* [INPUT ROWS]
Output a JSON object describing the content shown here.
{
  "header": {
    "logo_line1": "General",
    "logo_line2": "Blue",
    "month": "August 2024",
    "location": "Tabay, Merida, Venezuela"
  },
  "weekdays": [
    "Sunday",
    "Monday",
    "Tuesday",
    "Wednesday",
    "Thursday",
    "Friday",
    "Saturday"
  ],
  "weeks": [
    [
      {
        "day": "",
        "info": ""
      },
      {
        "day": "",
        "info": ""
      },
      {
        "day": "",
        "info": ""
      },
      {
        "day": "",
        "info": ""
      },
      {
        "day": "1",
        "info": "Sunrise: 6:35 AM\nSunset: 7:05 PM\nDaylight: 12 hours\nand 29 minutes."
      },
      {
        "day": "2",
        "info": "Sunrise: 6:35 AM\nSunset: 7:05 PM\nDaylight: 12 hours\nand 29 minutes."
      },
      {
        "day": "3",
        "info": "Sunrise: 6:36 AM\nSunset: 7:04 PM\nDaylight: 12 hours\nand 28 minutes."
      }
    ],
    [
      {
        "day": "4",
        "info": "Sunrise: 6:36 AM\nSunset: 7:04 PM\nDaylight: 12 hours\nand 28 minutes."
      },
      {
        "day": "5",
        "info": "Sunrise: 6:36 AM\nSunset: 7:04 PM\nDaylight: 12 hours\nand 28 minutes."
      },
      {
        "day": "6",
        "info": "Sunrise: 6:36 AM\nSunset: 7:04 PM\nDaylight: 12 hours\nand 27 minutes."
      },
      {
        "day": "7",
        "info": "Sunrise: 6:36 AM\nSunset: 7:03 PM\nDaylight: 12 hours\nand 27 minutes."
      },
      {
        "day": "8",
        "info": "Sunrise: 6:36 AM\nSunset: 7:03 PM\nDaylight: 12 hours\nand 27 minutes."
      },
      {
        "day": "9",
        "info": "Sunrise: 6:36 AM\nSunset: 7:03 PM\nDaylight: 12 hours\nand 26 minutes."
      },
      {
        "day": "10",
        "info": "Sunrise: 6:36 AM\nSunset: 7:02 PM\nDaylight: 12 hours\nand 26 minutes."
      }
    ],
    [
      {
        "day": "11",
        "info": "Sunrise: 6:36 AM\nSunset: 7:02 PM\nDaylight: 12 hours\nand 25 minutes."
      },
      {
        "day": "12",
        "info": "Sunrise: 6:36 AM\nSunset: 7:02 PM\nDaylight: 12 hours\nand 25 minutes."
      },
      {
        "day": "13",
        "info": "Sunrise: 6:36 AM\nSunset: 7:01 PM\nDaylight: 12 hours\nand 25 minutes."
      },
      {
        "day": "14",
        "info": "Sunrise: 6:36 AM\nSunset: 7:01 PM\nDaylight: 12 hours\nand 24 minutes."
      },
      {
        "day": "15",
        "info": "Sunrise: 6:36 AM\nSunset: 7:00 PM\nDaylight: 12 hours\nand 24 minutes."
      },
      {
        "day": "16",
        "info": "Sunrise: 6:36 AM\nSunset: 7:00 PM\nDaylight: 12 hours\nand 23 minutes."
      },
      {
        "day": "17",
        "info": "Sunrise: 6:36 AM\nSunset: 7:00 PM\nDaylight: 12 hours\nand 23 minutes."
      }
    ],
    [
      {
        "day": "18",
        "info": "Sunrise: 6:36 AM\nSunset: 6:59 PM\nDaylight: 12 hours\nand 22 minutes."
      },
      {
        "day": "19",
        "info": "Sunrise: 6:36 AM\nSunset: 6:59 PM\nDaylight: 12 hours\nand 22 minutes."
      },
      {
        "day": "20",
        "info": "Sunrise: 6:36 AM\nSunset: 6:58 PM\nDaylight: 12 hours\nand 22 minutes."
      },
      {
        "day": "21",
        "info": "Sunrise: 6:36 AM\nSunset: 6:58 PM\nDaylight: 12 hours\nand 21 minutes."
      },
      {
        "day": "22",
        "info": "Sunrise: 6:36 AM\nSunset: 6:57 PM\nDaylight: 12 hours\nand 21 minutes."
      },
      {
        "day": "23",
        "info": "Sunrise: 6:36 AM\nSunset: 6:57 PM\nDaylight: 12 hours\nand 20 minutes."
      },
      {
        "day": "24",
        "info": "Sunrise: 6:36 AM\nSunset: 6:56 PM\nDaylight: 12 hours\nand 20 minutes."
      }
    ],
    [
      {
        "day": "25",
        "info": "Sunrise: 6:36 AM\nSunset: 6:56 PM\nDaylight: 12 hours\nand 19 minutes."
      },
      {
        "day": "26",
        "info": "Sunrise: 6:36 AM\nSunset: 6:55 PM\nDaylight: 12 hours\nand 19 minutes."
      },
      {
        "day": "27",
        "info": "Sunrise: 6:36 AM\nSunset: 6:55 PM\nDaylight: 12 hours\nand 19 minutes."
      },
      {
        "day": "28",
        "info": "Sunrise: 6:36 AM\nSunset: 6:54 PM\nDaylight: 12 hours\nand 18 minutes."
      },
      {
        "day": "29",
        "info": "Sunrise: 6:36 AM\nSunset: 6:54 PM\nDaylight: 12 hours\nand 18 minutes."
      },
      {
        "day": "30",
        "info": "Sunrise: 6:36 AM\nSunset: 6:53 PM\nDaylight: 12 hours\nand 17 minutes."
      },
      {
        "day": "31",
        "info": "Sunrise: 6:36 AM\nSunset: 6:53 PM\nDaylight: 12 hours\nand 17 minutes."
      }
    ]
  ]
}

* [TASK BRIEF]
Write the data back out verbatim.

* [EXPECTED ANSWER]
Output a JSON object describing the content shown here.
{
  "header": {
    "logo_line1": "General",
    "logo_line2": "Blue",
    "month": "August 2024",
    "location": "Tabay, Merida, Venezuela"
  },
  "weekdays": [
    "Sunday",
    "Monday",
    "Tuesday",
    "Wednesday",
    "Thursday",
    "Friday",
    "Saturday"
  ],
  "weeks": [
    [
      {
        "day": "",
        "info": ""
      },
      {
        "day": "",
        "info": ""
      },
      {
        "day": "",
        "info": ""
      },
      {
        "day": "",
        "info": ""
      },
      {
        "day": "1",
        "info": "Sunrise: 6:35 AM\nSunset: 7:05 PM\nDaylight: 12 hours\nand 29 minutes."
      },
      {
        "day": "2",
        "info": "Sunrise: 6:35 AM\nSunset: 7:05 PM\nDaylight: 12 hours\nand 29 minutes."
      },
      {
        "day": "3",
        "info": "Sunrise: 6:36 AM\nSunset: 7:04 PM\nDaylight: 12 hours\nand 28 minutes."
      }
    ],
    [
      {
        "day": "4",
        "info": "Sunrise: 6:36 AM\nSunset: 7:04 PM\nDaylight: 12 hours\nand 28 minutes."
      },
      {
        "day": "5",
        "info": "Sunrise: 6:36 AM\nSunset: 7:04 PM\nDaylight: 12 hours\nand 28 minutes."
      },
      {
        "day": "6",
        "info": "Sunrise: 6:36 AM\nSunset: 7:04 PM\nDaylight: 12 hours\nand 27 minutes."
      },
      {
        "day": "7",
        "info": "Sunrise: 6:36 AM\nSunset: 7:03 PM\nDaylight: 12 hours\nand 27 minutes."
      },
      {
        "day": "8",
        "info": "Sunrise: 6:36 AM\nSunset: 7:03 PM\nDaylight: 12 hours\nand 27 minutes."
      },
      {
        "day": "9",
        "info": "Sunrise: 6:36 AM\nSunset: 7:03 PM\nDaylight: 12 hours\nand 26 minutes."
      },
      {
        "day": "10",
        "info": "Sunrise: 6:36 AM\nSunset: 7:02 PM\nDaylight: 12 hours\nand 26 minutes."
      }
    ],
    [
      {
        "day": "11",
        "info": "Sunrise: 6:36 AM\nSunset: 7:02 PM\nDaylight: 12 hours\nand 25 minutes."
      },
      {
        "day": "12",
        "info": "Sunrise: 6:36 AM\nSunset: 7:02 PM\nDaylight: 12 hours\nand 25 minutes."
      },
      {
        "day": "13",
        "info": "Sunrise: 6:36 AM\nSunset: 7:01 PM\nDaylight: 12 hours\nand 25 minutes."
      },
      {
        "day": "14",
        "info": "Sunrise: 6:36 AM\nSunset: 7:01 PM\nDaylight: 12 hours\nand 24 minutes."
      },
      {
        "day": "15",
        "info": "Sunrise: 6:36 AM\nSunset: 7:00 PM\nDaylight: 12 hours\nand 24 minutes."
      },
      {
        "day": "16",
        "info": "Sunrise: 6:36 AM\nSunset: 7:00 PM\nDaylight: 12 hours\nand 23 minutes."
      },
      {
        "day": "17",
        "info": "Sunrise: 6:36 AM\nSunset: 7:00 PM\nDaylight: 12 hours\nand 23 minutes."
      }
    ],
    [
      {
        "day": "18",
        "info": "Sunrise: 6:36 AM\nSunset: 6:59 PM\nDaylight: 12 hours\nand 22 minutes."
      },
      {
        "day": "19",
        "info": "Sunrise: 6:36 AM\nSunset: 6:59 PM\nDaylight: 12 hours\nand 22 minutes."
      },
      {
        "day": "20",
        "info": "Sunrise: 6:36 AM\nSunset: 6:58 PM\nDaylight: 12 hours\nand 22 minutes."
      },
      {
        "day": "21",
        "info": "Sunrise: 6:36 AM\nSunset: 6:58 PM\nDaylight: 12 hours\nand 21 minutes."
      },
      {
        "day": "22",
        "info": "Sunrise: 6:36 AM\nSunset: 6:57 PM\nDaylight: 12 hours\nand 21 minutes."
      },
      {
        "day": "23",
        "info": "Sunrise: 6:36 AM\nSunset: 6:57 PM\nDaylight: 12 hours\nand 20 minutes."
      },
      {
        "day": "24",
        "info": "Sunrise: 6:36 AM\nSunset: 6:56 PM\nDaylight: 12 hours\nand 20 minutes."
      }
    ],
    [
      {
        "day": "25",
        "info": "Sunrise: 6:36 AM\nSunset: 6:56 PM\nDaylight: 12 hours\nand 19 minutes."
      },
      {
        "day": "26",
        "info": "Sunrise: 6:36 AM\nSunset: 6:55 PM\nDaylight: 12 hours\nand 19 minutes."
      },
      {
        "day": "27",
        "info": "Sunrise: 6:36 AM\nSunset: 6:55 PM\nDaylight: 12 hours\nand 19 minutes."
      },
      {
        "day": "28",
        "info": "Sunrise: 6:36 AM\nSunset: 6:54 PM\nDaylight: 12 hours\nand 18 minutes."
      },
      {
        "day": "29",
        "info": "Sunrise: 6:36 AM\nSunset: 6:54 PM\nDaylight: 12 hours\nand 18 minutes."
      },
      {
        "day": "30",
        "info": "Sunrise: 6:36 AM\nSunset: 6:53 PM\nDaylight: 12 hours\nand 17 minutes."
      },
      {
        "day": "31",
        "info": "Sunrise: 6:36 AM\nSunset: 6:53 PM\nDaylight: 12 hours\nand 17 minutes."
      }
    ]
  ]
}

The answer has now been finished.